* **What to do**:
Where a line of the listing below includes the word "this", reproduce that line.

-- Start --

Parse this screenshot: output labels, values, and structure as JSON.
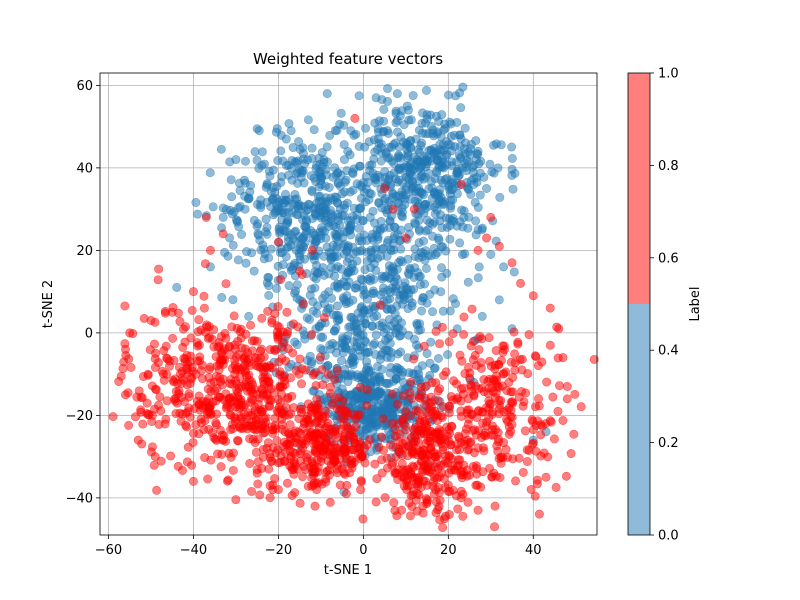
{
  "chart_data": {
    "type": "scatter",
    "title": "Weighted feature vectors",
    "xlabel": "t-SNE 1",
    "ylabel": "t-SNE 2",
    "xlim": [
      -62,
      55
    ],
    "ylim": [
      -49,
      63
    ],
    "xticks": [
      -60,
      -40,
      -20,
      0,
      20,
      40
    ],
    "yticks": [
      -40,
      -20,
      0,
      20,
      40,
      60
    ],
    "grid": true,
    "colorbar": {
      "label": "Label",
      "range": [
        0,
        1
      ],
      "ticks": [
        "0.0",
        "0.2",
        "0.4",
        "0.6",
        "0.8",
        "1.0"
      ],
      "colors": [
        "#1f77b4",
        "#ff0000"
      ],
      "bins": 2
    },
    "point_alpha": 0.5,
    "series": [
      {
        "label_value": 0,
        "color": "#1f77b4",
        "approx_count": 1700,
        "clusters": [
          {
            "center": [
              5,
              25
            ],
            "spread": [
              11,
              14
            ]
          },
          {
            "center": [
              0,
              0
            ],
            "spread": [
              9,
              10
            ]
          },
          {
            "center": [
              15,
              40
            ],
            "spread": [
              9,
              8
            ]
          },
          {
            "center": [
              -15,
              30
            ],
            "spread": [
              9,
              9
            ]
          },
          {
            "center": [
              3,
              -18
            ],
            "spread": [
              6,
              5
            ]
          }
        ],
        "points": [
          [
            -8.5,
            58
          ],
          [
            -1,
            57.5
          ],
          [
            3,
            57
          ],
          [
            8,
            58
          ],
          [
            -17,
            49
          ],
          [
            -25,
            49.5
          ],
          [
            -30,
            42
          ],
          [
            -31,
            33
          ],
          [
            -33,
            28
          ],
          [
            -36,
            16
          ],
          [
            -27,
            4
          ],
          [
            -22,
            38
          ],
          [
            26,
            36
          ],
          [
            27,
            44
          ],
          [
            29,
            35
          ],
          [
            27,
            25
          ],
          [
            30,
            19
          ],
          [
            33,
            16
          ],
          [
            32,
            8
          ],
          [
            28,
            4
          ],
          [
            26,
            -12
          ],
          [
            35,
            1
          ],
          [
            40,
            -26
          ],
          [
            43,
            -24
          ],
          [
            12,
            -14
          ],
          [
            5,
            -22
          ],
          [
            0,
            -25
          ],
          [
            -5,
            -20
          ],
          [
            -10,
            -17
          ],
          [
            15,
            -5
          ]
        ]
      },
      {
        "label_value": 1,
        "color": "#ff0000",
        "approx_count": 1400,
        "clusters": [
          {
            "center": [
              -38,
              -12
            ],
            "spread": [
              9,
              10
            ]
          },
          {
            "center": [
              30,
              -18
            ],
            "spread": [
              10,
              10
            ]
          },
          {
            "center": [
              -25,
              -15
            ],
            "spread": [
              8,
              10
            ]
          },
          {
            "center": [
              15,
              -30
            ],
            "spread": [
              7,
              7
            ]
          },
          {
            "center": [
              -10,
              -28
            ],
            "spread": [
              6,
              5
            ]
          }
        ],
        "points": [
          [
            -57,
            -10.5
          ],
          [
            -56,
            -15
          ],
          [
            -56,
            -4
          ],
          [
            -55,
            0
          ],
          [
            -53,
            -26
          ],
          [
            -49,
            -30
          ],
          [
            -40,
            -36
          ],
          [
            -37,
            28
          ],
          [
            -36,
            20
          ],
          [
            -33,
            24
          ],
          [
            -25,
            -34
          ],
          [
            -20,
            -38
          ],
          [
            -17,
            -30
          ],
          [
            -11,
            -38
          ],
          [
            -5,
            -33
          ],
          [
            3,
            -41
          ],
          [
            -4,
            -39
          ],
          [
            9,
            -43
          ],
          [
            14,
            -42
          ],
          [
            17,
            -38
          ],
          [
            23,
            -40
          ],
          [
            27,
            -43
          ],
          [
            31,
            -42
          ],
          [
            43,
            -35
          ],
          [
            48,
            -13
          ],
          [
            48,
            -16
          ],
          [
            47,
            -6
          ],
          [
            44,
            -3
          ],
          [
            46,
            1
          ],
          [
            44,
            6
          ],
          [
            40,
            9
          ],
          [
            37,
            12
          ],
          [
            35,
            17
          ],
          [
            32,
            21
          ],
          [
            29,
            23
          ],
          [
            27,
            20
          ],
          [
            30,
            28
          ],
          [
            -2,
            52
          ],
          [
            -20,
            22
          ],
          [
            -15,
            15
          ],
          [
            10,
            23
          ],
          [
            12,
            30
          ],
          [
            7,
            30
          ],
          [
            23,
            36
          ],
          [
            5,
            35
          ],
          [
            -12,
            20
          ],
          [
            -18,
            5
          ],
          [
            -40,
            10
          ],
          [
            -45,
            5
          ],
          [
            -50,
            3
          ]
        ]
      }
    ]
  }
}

-- End --
-- Start --

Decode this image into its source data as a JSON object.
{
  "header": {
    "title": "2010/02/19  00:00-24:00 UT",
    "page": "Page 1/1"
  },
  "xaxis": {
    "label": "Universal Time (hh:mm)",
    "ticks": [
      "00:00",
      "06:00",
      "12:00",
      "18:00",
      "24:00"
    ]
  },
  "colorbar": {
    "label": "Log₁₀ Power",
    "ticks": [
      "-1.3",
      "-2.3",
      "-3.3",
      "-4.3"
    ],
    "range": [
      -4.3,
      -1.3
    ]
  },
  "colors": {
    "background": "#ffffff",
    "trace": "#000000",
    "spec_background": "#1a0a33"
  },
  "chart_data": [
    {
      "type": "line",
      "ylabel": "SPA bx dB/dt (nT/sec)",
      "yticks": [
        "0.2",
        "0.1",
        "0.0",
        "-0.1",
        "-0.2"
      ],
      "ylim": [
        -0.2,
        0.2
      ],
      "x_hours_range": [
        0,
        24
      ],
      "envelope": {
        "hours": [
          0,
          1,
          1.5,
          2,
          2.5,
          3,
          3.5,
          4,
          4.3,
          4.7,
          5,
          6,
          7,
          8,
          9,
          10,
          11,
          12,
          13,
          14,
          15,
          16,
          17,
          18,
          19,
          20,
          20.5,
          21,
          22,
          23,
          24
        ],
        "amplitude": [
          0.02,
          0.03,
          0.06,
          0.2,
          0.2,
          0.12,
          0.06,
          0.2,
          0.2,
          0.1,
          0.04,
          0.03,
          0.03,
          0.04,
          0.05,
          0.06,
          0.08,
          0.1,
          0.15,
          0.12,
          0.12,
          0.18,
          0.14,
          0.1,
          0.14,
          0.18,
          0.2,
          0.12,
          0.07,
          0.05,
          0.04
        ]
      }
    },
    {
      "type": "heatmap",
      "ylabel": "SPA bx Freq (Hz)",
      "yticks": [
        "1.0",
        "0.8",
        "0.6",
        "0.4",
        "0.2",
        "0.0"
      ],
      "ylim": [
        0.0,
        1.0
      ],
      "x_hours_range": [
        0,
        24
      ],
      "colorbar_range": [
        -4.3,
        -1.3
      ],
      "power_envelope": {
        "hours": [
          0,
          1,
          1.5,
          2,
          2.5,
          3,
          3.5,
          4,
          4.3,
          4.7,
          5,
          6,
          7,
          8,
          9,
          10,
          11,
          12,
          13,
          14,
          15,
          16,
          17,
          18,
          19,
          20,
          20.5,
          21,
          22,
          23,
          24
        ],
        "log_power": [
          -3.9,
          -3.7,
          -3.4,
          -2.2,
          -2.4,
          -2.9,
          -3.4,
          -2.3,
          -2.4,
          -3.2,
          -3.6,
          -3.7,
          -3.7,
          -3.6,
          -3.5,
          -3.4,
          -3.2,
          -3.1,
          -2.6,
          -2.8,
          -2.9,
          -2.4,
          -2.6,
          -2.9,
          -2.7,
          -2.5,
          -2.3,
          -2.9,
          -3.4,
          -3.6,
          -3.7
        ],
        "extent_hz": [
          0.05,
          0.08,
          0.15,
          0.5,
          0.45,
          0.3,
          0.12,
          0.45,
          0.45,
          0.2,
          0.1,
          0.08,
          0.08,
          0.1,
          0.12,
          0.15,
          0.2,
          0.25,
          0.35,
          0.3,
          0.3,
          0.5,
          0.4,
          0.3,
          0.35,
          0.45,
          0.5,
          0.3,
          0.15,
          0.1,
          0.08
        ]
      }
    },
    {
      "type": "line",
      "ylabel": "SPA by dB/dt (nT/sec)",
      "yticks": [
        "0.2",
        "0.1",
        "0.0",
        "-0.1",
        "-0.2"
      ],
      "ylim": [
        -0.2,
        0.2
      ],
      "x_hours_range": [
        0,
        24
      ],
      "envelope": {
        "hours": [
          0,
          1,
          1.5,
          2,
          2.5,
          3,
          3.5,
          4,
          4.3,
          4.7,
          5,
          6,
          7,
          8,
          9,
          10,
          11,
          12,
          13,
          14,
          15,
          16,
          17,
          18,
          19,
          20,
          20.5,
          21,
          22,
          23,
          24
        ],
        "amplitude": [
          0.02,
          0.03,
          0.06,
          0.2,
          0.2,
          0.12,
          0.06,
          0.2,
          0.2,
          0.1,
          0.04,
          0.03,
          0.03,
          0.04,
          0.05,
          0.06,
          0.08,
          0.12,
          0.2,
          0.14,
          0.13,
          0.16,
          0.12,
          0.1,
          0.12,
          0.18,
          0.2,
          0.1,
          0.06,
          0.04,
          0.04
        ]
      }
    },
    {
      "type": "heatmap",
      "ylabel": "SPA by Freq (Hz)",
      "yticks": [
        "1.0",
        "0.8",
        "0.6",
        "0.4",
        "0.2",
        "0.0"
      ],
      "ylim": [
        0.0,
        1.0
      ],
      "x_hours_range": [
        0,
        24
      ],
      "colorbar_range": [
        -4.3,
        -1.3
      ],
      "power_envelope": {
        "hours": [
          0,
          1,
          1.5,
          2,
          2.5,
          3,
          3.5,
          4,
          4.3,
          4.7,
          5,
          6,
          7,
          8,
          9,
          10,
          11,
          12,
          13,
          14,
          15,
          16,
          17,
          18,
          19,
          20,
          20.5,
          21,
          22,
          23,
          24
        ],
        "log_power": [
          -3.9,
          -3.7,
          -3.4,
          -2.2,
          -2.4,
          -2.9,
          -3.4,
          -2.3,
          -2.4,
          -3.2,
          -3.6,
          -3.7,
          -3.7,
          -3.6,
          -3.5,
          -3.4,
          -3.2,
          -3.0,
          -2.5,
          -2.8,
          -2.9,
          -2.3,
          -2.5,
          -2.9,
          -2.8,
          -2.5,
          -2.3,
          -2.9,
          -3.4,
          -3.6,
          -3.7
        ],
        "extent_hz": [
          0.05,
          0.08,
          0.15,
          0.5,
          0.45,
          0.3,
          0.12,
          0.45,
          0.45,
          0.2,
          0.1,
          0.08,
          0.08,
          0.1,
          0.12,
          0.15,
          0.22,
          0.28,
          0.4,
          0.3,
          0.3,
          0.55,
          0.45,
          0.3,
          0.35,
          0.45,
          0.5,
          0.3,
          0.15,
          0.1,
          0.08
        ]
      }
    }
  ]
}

-- End --

* **Exercise answer**:
Parse this screenshot: output labels, values, and structure as JSON.
Decode this image into its source data as a JSON object.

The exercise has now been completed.